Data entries
------------

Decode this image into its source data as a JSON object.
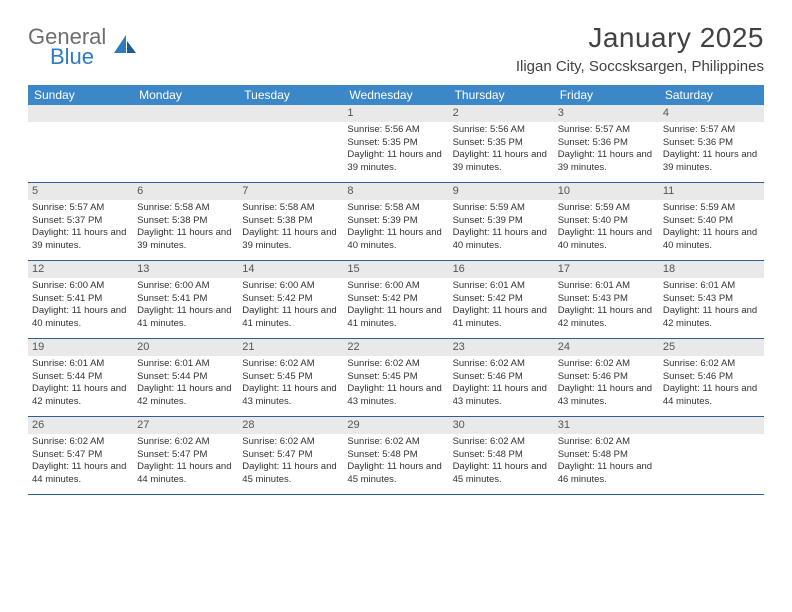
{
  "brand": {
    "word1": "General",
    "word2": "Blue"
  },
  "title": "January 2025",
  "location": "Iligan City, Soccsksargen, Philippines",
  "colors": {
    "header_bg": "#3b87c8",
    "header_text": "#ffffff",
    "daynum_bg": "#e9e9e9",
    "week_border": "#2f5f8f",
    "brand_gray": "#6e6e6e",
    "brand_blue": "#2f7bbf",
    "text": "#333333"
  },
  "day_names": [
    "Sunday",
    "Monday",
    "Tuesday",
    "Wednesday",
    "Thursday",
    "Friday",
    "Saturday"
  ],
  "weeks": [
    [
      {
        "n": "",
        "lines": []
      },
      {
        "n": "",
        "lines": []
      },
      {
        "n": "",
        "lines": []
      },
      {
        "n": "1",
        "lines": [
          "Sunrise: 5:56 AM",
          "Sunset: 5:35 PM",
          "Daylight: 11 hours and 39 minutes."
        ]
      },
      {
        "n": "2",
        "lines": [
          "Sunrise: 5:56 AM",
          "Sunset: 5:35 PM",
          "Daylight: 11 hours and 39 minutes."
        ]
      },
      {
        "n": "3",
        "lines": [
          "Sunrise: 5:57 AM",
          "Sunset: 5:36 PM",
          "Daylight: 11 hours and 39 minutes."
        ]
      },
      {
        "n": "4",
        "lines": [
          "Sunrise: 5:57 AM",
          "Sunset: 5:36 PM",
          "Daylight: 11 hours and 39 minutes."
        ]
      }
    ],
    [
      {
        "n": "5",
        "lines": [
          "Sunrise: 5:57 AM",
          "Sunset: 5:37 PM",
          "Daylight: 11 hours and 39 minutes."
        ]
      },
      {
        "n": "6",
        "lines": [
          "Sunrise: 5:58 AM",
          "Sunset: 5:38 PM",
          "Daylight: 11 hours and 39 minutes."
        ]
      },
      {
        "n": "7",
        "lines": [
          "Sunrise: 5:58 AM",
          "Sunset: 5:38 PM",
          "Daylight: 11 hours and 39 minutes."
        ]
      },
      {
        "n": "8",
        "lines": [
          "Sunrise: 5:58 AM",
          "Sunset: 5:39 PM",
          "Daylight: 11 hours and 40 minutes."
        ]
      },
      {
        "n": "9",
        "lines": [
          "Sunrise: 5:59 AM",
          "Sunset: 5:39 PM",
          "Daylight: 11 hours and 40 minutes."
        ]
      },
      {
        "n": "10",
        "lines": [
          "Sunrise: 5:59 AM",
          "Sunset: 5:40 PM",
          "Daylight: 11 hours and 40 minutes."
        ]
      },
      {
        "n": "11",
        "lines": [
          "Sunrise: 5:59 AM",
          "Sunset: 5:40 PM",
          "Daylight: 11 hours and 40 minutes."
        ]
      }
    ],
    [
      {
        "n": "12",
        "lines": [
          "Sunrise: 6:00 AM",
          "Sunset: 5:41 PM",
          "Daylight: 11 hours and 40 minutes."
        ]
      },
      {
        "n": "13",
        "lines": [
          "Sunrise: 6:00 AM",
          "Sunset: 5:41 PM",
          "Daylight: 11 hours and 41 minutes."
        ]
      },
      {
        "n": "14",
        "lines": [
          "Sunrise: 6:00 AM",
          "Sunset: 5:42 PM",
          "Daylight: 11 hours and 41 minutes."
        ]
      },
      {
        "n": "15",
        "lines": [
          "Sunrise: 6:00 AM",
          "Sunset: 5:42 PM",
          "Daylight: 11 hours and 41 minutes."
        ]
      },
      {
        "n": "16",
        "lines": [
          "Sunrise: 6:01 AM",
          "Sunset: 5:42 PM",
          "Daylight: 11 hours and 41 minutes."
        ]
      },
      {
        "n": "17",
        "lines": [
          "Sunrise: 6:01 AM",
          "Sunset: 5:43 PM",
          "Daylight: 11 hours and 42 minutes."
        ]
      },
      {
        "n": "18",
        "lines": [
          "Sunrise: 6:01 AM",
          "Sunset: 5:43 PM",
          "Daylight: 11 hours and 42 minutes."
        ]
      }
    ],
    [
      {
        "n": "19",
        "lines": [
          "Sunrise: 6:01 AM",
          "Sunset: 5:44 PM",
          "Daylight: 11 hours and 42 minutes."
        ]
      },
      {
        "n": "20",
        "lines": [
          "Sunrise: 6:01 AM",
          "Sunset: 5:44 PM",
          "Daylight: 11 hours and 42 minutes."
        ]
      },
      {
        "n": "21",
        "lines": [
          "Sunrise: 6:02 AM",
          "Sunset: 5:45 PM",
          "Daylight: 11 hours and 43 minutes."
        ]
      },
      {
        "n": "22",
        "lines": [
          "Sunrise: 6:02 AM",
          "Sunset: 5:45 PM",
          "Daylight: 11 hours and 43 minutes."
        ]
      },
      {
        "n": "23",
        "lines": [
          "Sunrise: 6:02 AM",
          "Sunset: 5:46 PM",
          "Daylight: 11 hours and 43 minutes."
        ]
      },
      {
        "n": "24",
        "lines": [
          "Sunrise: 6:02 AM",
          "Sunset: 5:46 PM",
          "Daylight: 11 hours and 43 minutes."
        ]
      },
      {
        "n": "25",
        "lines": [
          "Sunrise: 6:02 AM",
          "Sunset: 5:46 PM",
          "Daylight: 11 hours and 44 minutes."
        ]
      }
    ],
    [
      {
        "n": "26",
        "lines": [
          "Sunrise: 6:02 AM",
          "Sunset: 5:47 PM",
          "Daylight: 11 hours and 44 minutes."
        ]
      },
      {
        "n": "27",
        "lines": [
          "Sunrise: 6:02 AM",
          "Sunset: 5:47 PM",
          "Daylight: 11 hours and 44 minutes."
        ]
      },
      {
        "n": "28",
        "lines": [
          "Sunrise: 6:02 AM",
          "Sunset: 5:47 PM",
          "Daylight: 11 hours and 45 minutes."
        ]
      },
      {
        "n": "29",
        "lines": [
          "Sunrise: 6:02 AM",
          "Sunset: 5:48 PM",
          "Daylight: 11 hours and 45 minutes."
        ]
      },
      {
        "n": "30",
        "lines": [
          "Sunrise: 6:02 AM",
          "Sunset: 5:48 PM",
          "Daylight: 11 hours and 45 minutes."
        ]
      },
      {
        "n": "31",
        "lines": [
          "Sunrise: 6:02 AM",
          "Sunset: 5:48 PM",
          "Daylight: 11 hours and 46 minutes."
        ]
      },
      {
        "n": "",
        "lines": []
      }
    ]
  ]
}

------------

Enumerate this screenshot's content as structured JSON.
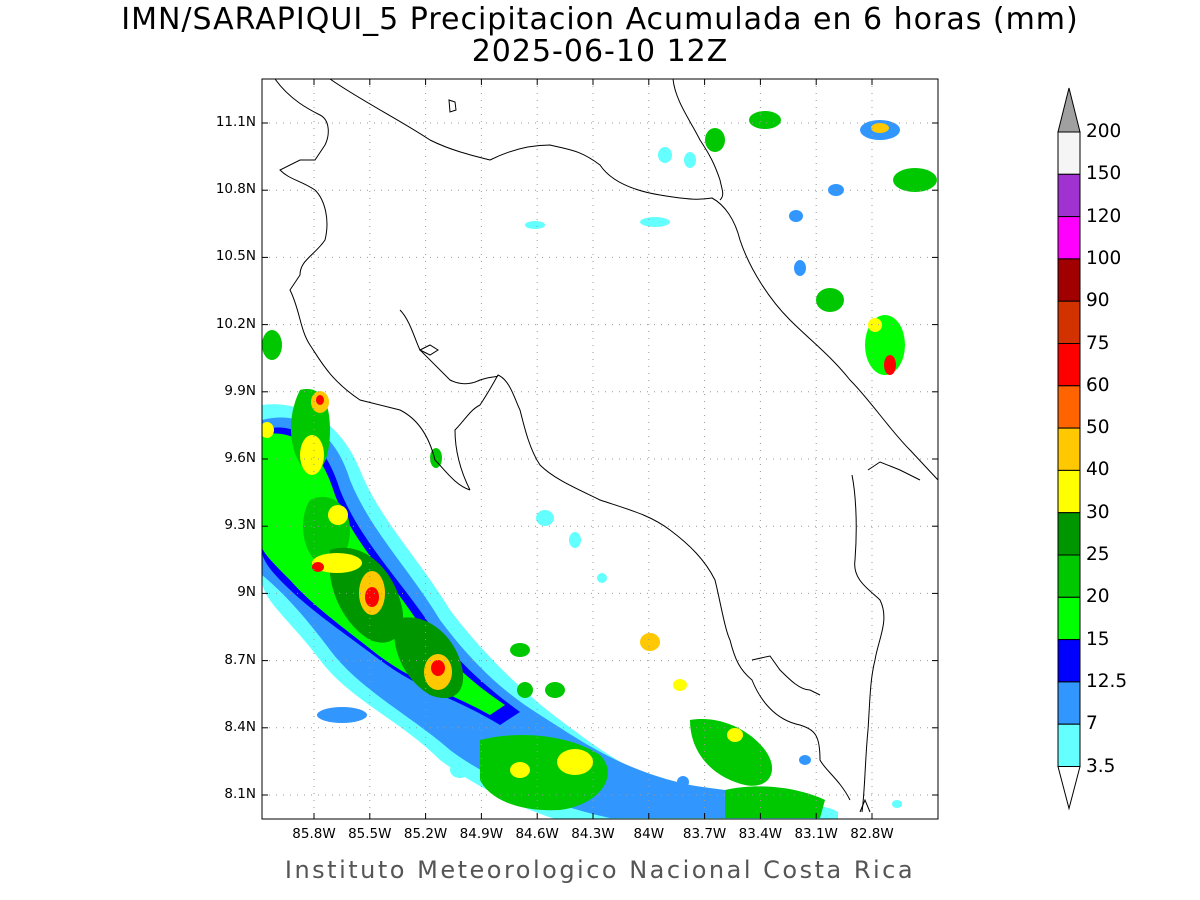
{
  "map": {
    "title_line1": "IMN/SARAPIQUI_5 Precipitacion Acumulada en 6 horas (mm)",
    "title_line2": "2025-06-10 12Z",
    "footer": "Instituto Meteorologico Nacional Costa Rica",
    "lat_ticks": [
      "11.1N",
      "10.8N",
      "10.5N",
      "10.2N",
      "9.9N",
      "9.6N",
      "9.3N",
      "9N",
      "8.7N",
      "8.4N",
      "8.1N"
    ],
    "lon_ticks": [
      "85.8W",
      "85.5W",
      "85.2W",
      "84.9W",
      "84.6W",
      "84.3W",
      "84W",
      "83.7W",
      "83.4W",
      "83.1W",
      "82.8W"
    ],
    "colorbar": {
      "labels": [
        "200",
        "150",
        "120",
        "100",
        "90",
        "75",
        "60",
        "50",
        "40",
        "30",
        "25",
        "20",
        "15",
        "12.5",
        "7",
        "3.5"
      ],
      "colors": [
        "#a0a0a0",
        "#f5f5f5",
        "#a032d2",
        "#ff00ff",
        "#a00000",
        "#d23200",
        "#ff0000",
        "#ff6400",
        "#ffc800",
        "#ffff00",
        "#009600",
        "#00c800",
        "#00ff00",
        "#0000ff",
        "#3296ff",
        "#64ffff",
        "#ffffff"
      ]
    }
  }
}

------------

PROBLEM REQUIREMENTS - Every line containing the string "JSON" must be listed.

EXERCISE OUTPUT -
Decode this image into its source data as a JSON object.
Enumerate this screenshot's content as structured JSON.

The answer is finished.